begin Data records

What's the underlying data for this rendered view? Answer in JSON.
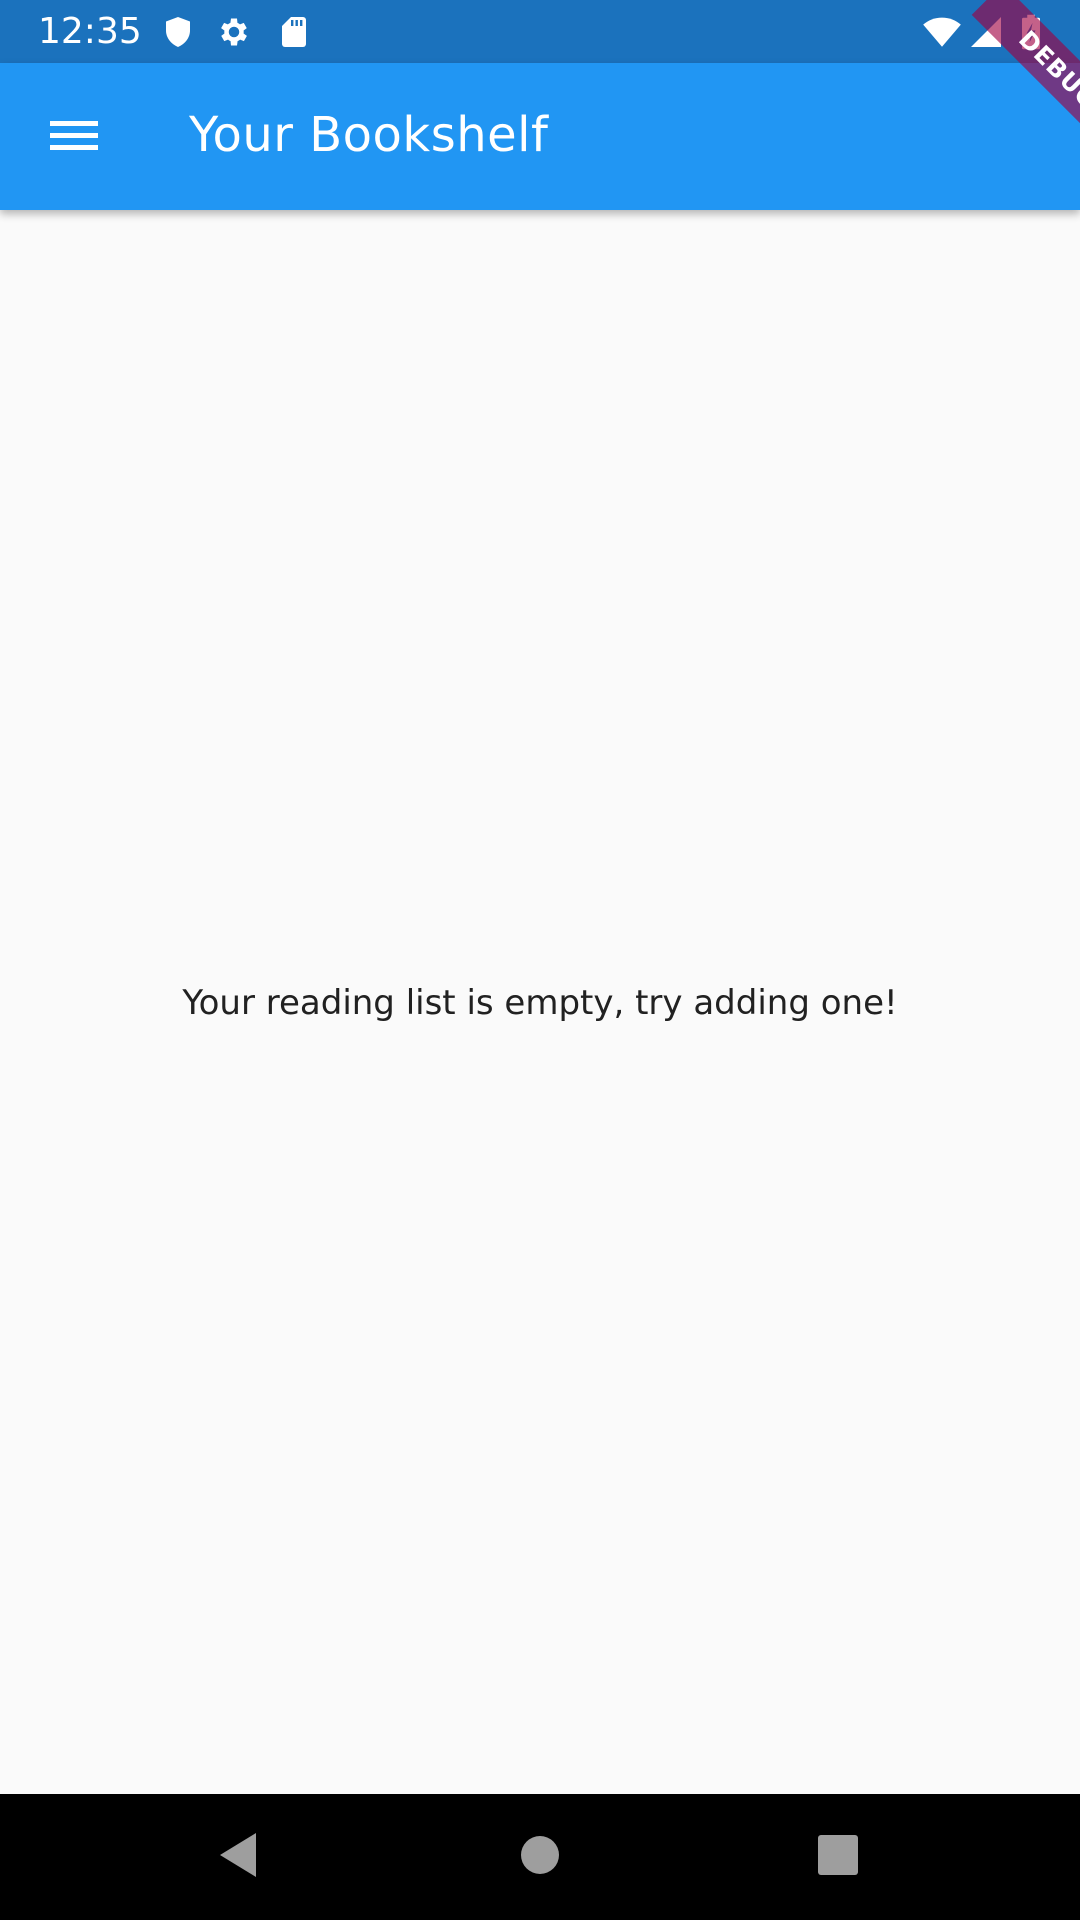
{
  "status_bar": {
    "time": "12:35",
    "left_icons": [
      "shield-icon",
      "gear-icon",
      "sd-card-icon"
    ],
    "right_icons": [
      "wifi-icon",
      "cell-signal-icon",
      "battery-charging-icon"
    ],
    "background": "#1b72bd"
  },
  "app_bar": {
    "title": "Your Bookshelf",
    "menu_icon": "menu-icon",
    "background": "#2196f3"
  },
  "debug_banner": {
    "label": "DEBUG"
  },
  "body": {
    "empty_message": "Your reading list is empty, try adding one!",
    "background": "#fafafa"
  },
  "nav_bar": {
    "buttons": [
      "back-icon",
      "home-icon",
      "recents-icon"
    ]
  }
}
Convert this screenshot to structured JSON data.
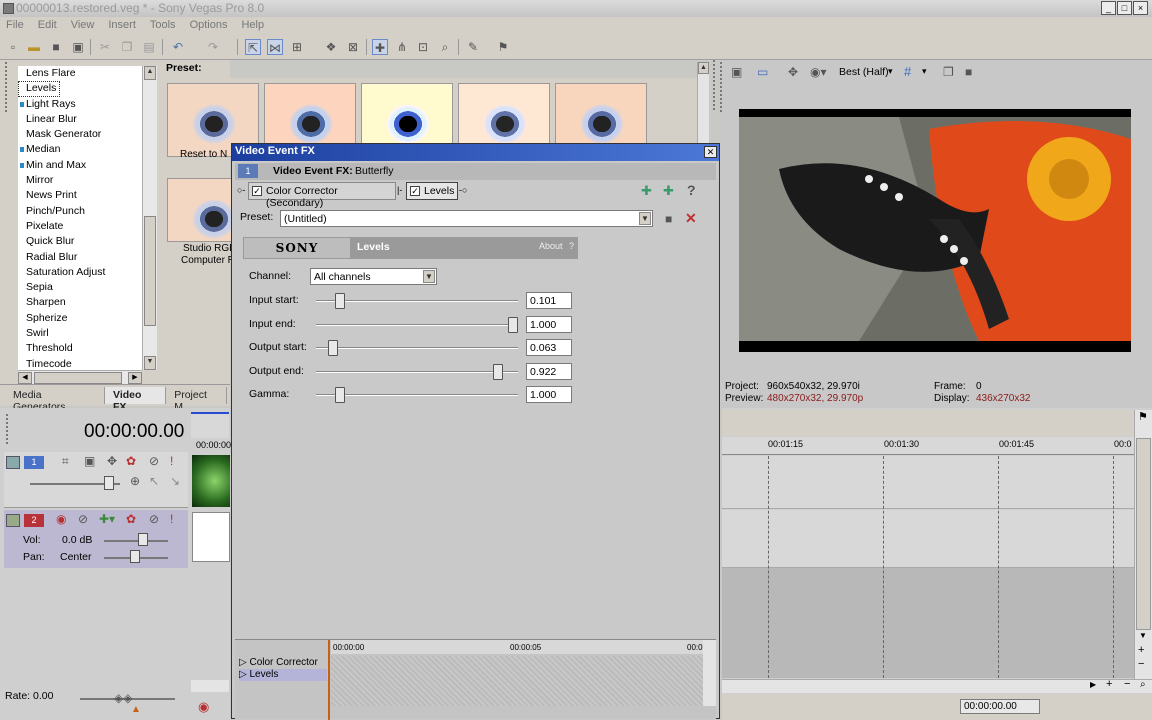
{
  "window": {
    "title": "00000013.restored.veg * - Sony Vegas Pro 8.0",
    "controls": [
      "_",
      "□",
      "×"
    ]
  },
  "menu": [
    "File",
    "Edit",
    "View",
    "Insert",
    "Tools",
    "Options",
    "Help"
  ],
  "fx_list": {
    "items": [
      {
        "label": "Lens Flare",
        "marked": false
      },
      {
        "label": "Levels",
        "marked": false,
        "selected": true
      },
      {
        "label": "Light Rays",
        "marked": true
      },
      {
        "label": "Linear Blur",
        "marked": false
      },
      {
        "label": "Mask Generator",
        "marked": false
      },
      {
        "label": "Median",
        "marked": true
      },
      {
        "label": "Min and Max",
        "marked": true
      },
      {
        "label": "Mirror",
        "marked": false
      },
      {
        "label": "News Print",
        "marked": false
      },
      {
        "label": "Pinch/Punch",
        "marked": false
      },
      {
        "label": "Pixelate",
        "marked": false
      },
      {
        "label": "Quick Blur",
        "marked": false
      },
      {
        "label": "Radial Blur",
        "marked": false
      },
      {
        "label": "Saturation Adjust",
        "marked": false
      },
      {
        "label": "Sepia",
        "marked": false
      },
      {
        "label": "Sharpen",
        "marked": false
      },
      {
        "label": "Spherize",
        "marked": false
      },
      {
        "label": "Swirl",
        "marked": false
      },
      {
        "label": "Threshold",
        "marked": false
      },
      {
        "label": "Timecode",
        "marked": false
      }
    ]
  },
  "preset_panel": {
    "label": "Preset:",
    "captions": [
      "Reset to N",
      "Studio RGB",
      "Computer R"
    ]
  },
  "window_tabs": [
    "Media Generators",
    "Video FX",
    "Project M"
  ],
  "timeline_header": {
    "time": "00:00:00.00",
    "ruler_start": "00:00:00"
  },
  "track1": {
    "number": "1"
  },
  "track2": {
    "number": "2",
    "vol_label": "Vol:",
    "vol_value": "0.0 dB",
    "pan_label": "Pan:",
    "pan_value": "Center"
  },
  "rate": {
    "label": "Rate: 0.00"
  },
  "dialog": {
    "title": "Video Event FX",
    "event_label": "Video Event FX:",
    "event_name": "Butterfly",
    "chain": [
      {
        "label": "Color Corrector (Secondary)",
        "checked": true
      },
      {
        "label": "Levels",
        "checked": true
      }
    ],
    "preset_label": "Preset:",
    "preset_value": "(Untitled)",
    "brand": "SONY",
    "plugin_name": "Levels",
    "about": "About",
    "help": "?",
    "channel_label": "Channel:",
    "channel_value": "All channels",
    "params": [
      {
        "label": "Input start:",
        "value": "0.101",
        "level": 0.101
      },
      {
        "label": "Input end:",
        "value": "1.000",
        "level": 1.0
      },
      {
        "label": "Output start:",
        "value": "0.063",
        "level": 0.063
      },
      {
        "label": "Output end:",
        "value": "0.922",
        "level": 0.922
      },
      {
        "label": "Gamma:",
        "value": "1.000",
        "level": 0.1
      }
    ],
    "keyframes": {
      "rows": [
        "Color Corrector",
        "Levels"
      ],
      "ruler": [
        "00:00:00",
        "00:00:05",
        "00:0"
      ]
    }
  },
  "preview": {
    "quality": "Best (Half)",
    "project_label": "Project:",
    "project_value": "960x540x32, 29.970i",
    "preview_label": "Preview:",
    "preview_value": "480x270x32, 29.970p",
    "frame_label": "Frame:",
    "frame_value": "0",
    "display_label": "Display:",
    "display_value": "436x270x32",
    "accent_color": "#8b1a1a"
  },
  "main_timeline": {
    "ruler": [
      "00:01:15",
      "00:01:30",
      "00:01:45",
      "00:0"
    ],
    "status_time": "00:00:00.00"
  }
}
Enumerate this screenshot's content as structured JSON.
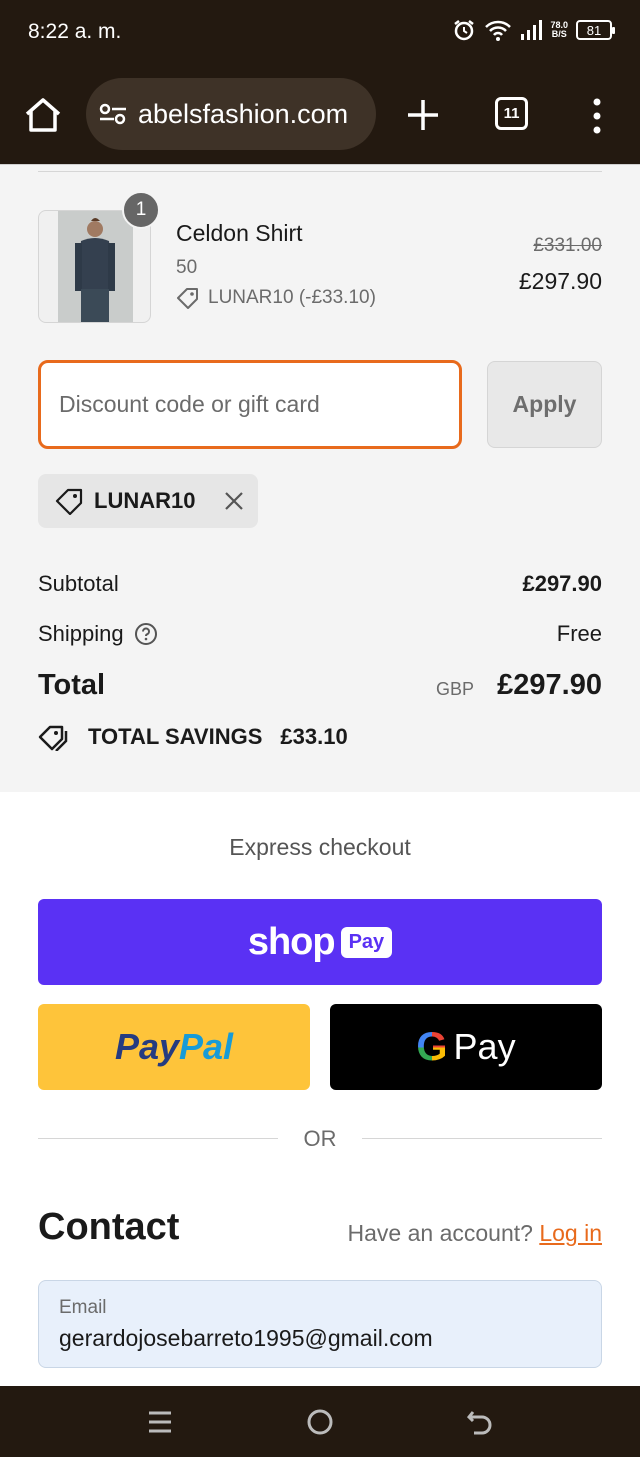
{
  "status_bar": {
    "time": "8:22 a. m.",
    "net_speed_value": "78.0",
    "net_speed_unit": "B/S",
    "battery": "81"
  },
  "browser": {
    "url": "abelsfashion.com",
    "tab_count": "11"
  },
  "order_summary": {
    "item": {
      "name": "Celdon Shirt",
      "variant": "50",
      "discount_note": "LUNAR10 (-£33.10)",
      "quantity": "1",
      "price_original": "£331.00",
      "price_final": "£297.90"
    },
    "discount_field": {
      "placeholder": "Discount code or gift card",
      "apply_label": "Apply"
    },
    "applied_code": "LUNAR10",
    "subtotal_label": "Subtotal",
    "subtotal_value": "£297.90",
    "shipping_label": "Shipping",
    "shipping_value": "Free",
    "total_label": "Total",
    "total_currency": "GBP",
    "total_value": "£297.90",
    "savings_label": "TOTAL SAVINGS",
    "savings_value": "£33.10"
  },
  "express_checkout": {
    "title": "Express checkout",
    "shop_word": "shop",
    "shop_pay_word": "Pay",
    "paypal_a": "Pay",
    "paypal_b": "Pal",
    "gpay_g": "G",
    "gpay_word": "Pay",
    "or_label": "OR"
  },
  "contact": {
    "title": "Contact",
    "account_prompt": "Have an account?",
    "login_label": "Log in",
    "email_label": "Email",
    "email_value": "gerardojosebarreto1995@gmail.com"
  },
  "colors": {
    "accent_orange": "#e86a1c",
    "shop_pay_purple": "#5a31f4",
    "paypal_yellow": "#fec43a",
    "system_bar": "#231910"
  },
  "icons": [
    "alarm-icon",
    "wifi-icon",
    "signal-icon",
    "battery-icon",
    "home-icon",
    "site-settings-icon",
    "new-tab-icon",
    "tab-switcher-icon",
    "more-menu-icon",
    "tag-icon",
    "close-icon",
    "help-icon",
    "savings-tag-icon",
    "recents-icon",
    "nav-home-icon",
    "back-icon"
  ]
}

end Data records

### What this task involves
Repeat the material above word for word and skip every image in it.

### Finished answer
What's the underlying data for this rendered view? Answer in JSON.
{
  "status_bar": {
    "time": "12:35",
    "left_icons": [
      "shield-icon",
      "gear-icon",
      "sd-card-icon"
    ],
    "right_icons": [
      "wifi-icon",
      "cell-signal-icon",
      "battery-charging-icon"
    ],
    "background": "#1b72bd"
  },
  "app_bar": {
    "title": "Your Bookshelf",
    "menu_icon": "menu-icon",
    "background": "#2196f3"
  },
  "debug_banner": {
    "label": "DEBUG"
  },
  "body": {
    "empty_message": "Your reading list is empty, try adding one!",
    "background": "#fafafa"
  },
  "nav_bar": {
    "buttons": [
      "back-icon",
      "home-icon",
      "recents-icon"
    ]
  }
}
Convert this screenshot to structured JSON data.
{
  "window": {
    "title": "00000013.restored.veg * - Sony Vegas Pro 8.0",
    "controls": [
      "_",
      "□",
      "×"
    ]
  },
  "menu": [
    "File",
    "Edit",
    "View",
    "Insert",
    "Tools",
    "Options",
    "Help"
  ],
  "fx_list": {
    "items": [
      {
        "label": "Lens Flare",
        "marked": false
      },
      {
        "label": "Levels",
        "marked": false,
        "selected": true
      },
      {
        "label": "Light Rays",
        "marked": true
      },
      {
        "label": "Linear Blur",
        "marked": false
      },
      {
        "label": "Mask Generator",
        "marked": false
      },
      {
        "label": "Median",
        "marked": true
      },
      {
        "label": "Min and Max",
        "marked": true
      },
      {
        "label": "Mirror",
        "marked": false
      },
      {
        "label": "News Print",
        "marked": false
      },
      {
        "label": "Pinch/Punch",
        "marked": false
      },
      {
        "label": "Pixelate",
        "marked": false
      },
      {
        "label": "Quick Blur",
        "marked": false
      },
      {
        "label": "Radial Blur",
        "marked": false
      },
      {
        "label": "Saturation Adjust",
        "marked": false
      },
      {
        "label": "Sepia",
        "marked": false
      },
      {
        "label": "Sharpen",
        "marked": false
      },
      {
        "label": "Spherize",
        "marked": false
      },
      {
        "label": "Swirl",
        "marked": false
      },
      {
        "label": "Threshold",
        "marked": false
      },
      {
        "label": "Timecode",
        "marked": false
      }
    ]
  },
  "preset_panel": {
    "label": "Preset:",
    "captions": [
      "Reset to N",
      "Studio RGB",
      "Computer R"
    ]
  },
  "window_tabs": [
    "Media Generators",
    "Video FX",
    "Project M"
  ],
  "timeline_header": {
    "time": "00:00:00.00",
    "ruler_start": "00:00:00"
  },
  "track1": {
    "number": "1"
  },
  "track2": {
    "number": "2",
    "vol_label": "Vol:",
    "vol_value": "0.0 dB",
    "pan_label": "Pan:",
    "pan_value": "Center"
  },
  "rate": {
    "label": "Rate: 0.00"
  },
  "dialog": {
    "title": "Video Event FX",
    "event_label": "Video Event FX:",
    "event_name": "Butterfly",
    "chain": [
      {
        "label": "Color Corrector (Secondary)",
        "checked": true
      },
      {
        "label": "Levels",
        "checked": true
      }
    ],
    "preset_label": "Preset:",
    "preset_value": "(Untitled)",
    "brand": "SONY",
    "plugin_name": "Levels",
    "about": "About",
    "help": "?",
    "channel_label": "Channel:",
    "channel_value": "All channels",
    "params": [
      {
        "label": "Input start:",
        "value": "0.101",
        "level": 0.101
      },
      {
        "label": "Input end:",
        "value": "1.000",
        "level": 1.0
      },
      {
        "label": "Output start:",
        "value": "0.063",
        "level": 0.063
      },
      {
        "label": "Output end:",
        "value": "0.922",
        "level": 0.922
      },
      {
        "label": "Gamma:",
        "value": "1.000",
        "level": 0.1
      }
    ],
    "keyframes": {
      "rows": [
        "Color Corrector",
        "Levels"
      ],
      "ruler": [
        "00:00:00",
        "00:00:05",
        "00:0"
      ]
    }
  },
  "preview": {
    "quality": "Best (Half)",
    "project_label": "Project:",
    "project_value": "960x540x32, 29.970i",
    "preview_label": "Preview:",
    "preview_value": "480x270x32, 29.970p",
    "frame_label": "Frame:",
    "frame_value": "0",
    "display_label": "Display:",
    "display_value": "436x270x32",
    "accent_color": "#8b1a1a"
  },
  "main_timeline": {
    "ruler": [
      "00:01:15",
      "00:01:30",
      "00:01:45",
      "00:0"
    ],
    "status_time": "00:00:00.00"
  }
}
Enumerate this screenshot's content as structured JSON.
{
  "status_bar": {
    "time": "8:22 a. m.",
    "net_speed_value": "78.0",
    "net_speed_unit": "B/S",
    "battery": "81"
  },
  "browser": {
    "url": "abelsfashion.com",
    "tab_count": "11"
  },
  "order_summary": {
    "item": {
      "name": "Celdon Shirt",
      "variant": "50",
      "discount_note": "LUNAR10 (-£33.10)",
      "quantity": "1",
      "price_original": "£331.00",
      "price_final": "£297.90"
    },
    "discount_field": {
      "placeholder": "Discount code or gift card",
      "apply_label": "Apply"
    },
    "applied_code": "LUNAR10",
    "subtotal_label": "Subtotal",
    "subtotal_value": "£297.90",
    "shipping_label": "Shipping",
    "shipping_value": "Free",
    "total_label": "Total",
    "total_currency": "GBP",
    "total_value": "£297.90",
    "savings_label": "TOTAL SAVINGS",
    "savings_value": "£33.10"
  },
  "express_checkout": {
    "title": "Express checkout",
    "shop_word": "shop",
    "shop_pay_word": "Pay",
    "paypal_a": "Pay",
    "paypal_b": "Pal",
    "gpay_g": "G",
    "gpay_word": "Pay",
    "or_label": "OR"
  },
  "contact": {
    "title": "Contact",
    "account_prompt": "Have an account?",
    "login_label": "Log in",
    "email_label": "Email",
    "email_value": "gerardojosebarreto1995@gmail.com"
  },
  "colors": {
    "accent_orange": "#e86a1c",
    "shop_pay_purple": "#5a31f4",
    "paypal_yellow": "#fec43a",
    "system_bar": "#231910"
  },
  "icons": [
    "alarm-icon",
    "wifi-icon",
    "signal-icon",
    "battery-icon",
    "home-icon",
    "site-settings-icon",
    "new-tab-icon",
    "tab-switcher-icon",
    "more-menu-icon",
    "tag-icon",
    "close-icon",
    "help-icon",
    "savings-tag-icon",
    "recents-icon",
    "nav-home-icon",
    "back-icon"
  ]
}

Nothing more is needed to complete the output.